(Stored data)
============
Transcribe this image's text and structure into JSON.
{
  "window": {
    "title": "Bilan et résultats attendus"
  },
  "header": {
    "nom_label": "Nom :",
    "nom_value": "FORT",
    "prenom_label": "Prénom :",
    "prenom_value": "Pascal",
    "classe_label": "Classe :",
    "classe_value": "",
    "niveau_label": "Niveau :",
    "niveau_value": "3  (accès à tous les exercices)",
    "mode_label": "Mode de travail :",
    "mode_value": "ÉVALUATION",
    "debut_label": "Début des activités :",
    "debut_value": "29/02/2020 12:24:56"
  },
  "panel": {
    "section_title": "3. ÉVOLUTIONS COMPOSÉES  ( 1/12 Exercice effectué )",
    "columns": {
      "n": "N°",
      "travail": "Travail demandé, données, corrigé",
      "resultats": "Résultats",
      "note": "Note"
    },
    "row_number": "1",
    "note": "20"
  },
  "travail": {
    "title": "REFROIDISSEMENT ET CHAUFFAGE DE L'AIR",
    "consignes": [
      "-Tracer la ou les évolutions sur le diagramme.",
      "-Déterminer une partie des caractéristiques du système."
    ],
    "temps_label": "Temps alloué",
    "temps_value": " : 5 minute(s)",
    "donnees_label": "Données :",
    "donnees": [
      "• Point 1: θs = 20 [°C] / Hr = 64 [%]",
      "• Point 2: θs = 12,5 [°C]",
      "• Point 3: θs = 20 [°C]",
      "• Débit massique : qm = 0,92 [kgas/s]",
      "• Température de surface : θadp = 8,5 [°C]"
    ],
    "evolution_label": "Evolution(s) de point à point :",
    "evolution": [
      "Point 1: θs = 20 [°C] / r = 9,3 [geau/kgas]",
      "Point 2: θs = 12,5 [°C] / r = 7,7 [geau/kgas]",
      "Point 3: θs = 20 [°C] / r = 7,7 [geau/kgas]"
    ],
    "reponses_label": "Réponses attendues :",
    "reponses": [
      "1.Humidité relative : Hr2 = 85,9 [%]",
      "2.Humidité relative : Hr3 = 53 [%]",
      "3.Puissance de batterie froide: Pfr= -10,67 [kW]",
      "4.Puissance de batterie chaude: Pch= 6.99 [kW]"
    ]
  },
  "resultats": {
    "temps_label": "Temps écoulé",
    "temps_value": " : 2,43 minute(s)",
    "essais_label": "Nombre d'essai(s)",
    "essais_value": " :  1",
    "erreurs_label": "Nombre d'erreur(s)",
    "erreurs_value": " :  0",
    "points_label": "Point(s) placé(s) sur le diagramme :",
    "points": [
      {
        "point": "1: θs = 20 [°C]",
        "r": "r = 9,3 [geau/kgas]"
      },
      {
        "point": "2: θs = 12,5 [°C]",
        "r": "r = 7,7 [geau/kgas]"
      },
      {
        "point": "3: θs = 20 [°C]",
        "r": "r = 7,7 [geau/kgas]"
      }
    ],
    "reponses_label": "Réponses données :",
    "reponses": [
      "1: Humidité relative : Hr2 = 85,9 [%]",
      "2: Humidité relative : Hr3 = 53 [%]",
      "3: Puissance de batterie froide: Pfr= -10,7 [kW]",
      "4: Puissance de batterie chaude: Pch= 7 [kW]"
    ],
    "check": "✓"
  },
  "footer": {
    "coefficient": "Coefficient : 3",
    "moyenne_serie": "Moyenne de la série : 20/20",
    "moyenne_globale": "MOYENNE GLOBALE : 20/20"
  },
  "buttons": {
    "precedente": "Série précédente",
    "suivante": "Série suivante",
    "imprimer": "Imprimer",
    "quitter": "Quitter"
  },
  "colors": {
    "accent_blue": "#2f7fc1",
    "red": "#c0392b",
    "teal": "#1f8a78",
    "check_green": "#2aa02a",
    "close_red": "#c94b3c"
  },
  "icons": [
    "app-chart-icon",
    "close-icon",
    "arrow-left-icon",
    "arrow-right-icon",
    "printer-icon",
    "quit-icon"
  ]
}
============
- Given instruction -
Exact output of every entry is required.

- Result -
Transcribe this image's text and structure into JSON.
{
  "window": {
    "title": "Bilan et résultats attendus"
  },
  "header": {
    "nom_label": "Nom :",
    "nom_value": "FORT",
    "prenom_label": "Prénom :",
    "prenom_value": "Pascal",
    "classe_label": "Classe :",
    "classe_value": "",
    "niveau_label": "Niveau :",
    "niveau_value": "3  (accès à tous les exercices)",
    "mode_label": "Mode de travail :",
    "mode_value": "ÉVALUATION",
    "debut_label": "Début des activités :",
    "debut_value": "29/02/2020 12:24:56"
  },
  "panel": {
    "section_title": "3. ÉVOLUTIONS COMPOSÉES  ( 1/12 Exercice effectué )",
    "columns": {
      "n": "N°",
      "travail": "Travail demandé, données, corrigé",
      "resultats": "Résultats",
      "note": "Note"
    },
    "row_number": "1",
    "note": "20"
  },
  "travail": {
    "title": "REFROIDISSEMENT ET CHAUFFAGE DE L'AIR",
    "consignes": [
      "-Tracer la ou les évolutions sur le diagramme.",
      "-Déterminer une partie des caractéristiques du système."
    ],
    "temps_label": "Temps alloué",
    "temps_value": " : 5 minute(s)",
    "donnees_label": "Données :",
    "donnees": [
      "• Point 1: θs = 20 [°C] / Hr = 64 [%]",
      "• Point 2: θs = 12,5 [°C]",
      "• Point 3: θs = 20 [°C]",
      "• Débit massique : qm = 0,92 [kgas/s]",
      "• Température de surface : θadp = 8,5 [°C]"
    ],
    "evolution_label": "Evolution(s) de point à point :",
    "evolution": [
      "Point 1: θs = 20 [°C] / r = 9,3 [geau/kgas]",
      "Point 2: θs = 12,5 [°C] / r = 7,7 [geau/kgas]",
      "Point 3: θs = 20 [°C] / r = 7,7 [geau/kgas]"
    ],
    "reponses_label": "Réponses attendues :",
    "reponses": [
      "1.Humidité relative : Hr2 = 85,9 [%]",
      "2.Humidité relative : Hr3 = 53 [%]",
      "3.Puissance de batterie froide: Pfr= -10,67 [kW]",
      "4.Puissance de batterie chaude: Pch= 6.99 [kW]"
    ]
  },
  "resultats": {
    "temps_label": "Temps écoulé",
    "temps_value": " : 2,43 minute(s)",
    "essais_label": "Nombre d'essai(s)",
    "essais_value": " :  1",
    "erreurs_label": "Nombre d'erreur(s)",
    "erreurs_value": " :  0",
    "points_label": "Point(s) placé(s) sur le diagramme :",
    "points": [
      {
        "point": "1: θs = 20 [°C]",
        "r": "r = 9,3 [geau/kgas]"
      },
      {
        "point": "2: θs = 12,5 [°C]",
        "r": "r = 7,7 [geau/kgas]"
      },
      {
        "point": "3: θs = 20 [°C]",
        "r": "r = 7,7 [geau/kgas]"
      }
    ],
    "reponses_label": "Réponses données :",
    "reponses": [
      "1: Humidité relative : Hr2 = 85,9 [%]",
      "2: Humidité relative : Hr3 = 53 [%]",
      "3: Puissance de batterie froide: Pfr= -10,7 [kW]",
      "4: Puissance de batterie chaude: Pch= 7 [kW]"
    ],
    "check": "✓"
  },
  "footer": {
    "coefficient": "Coefficient : 3",
    "moyenne_serie": "Moyenne de la série : 20/20",
    "moyenne_globale": "MOYENNE GLOBALE : 20/20"
  },
  "buttons": {
    "precedente": "Série précédente",
    "suivante": "Série suivante",
    "imprimer": "Imprimer",
    "quitter": "Quitter"
  },
  "colors": {
    "accent_blue": "#2f7fc1",
    "red": "#c0392b",
    "teal": "#1f8a78",
    "check_green": "#2aa02a",
    "close_red": "#c94b3c"
  },
  "icons": [
    "app-chart-icon",
    "close-icon",
    "arrow-left-icon",
    "arrow-right-icon",
    "printer-icon",
    "quit-icon"
  ]
}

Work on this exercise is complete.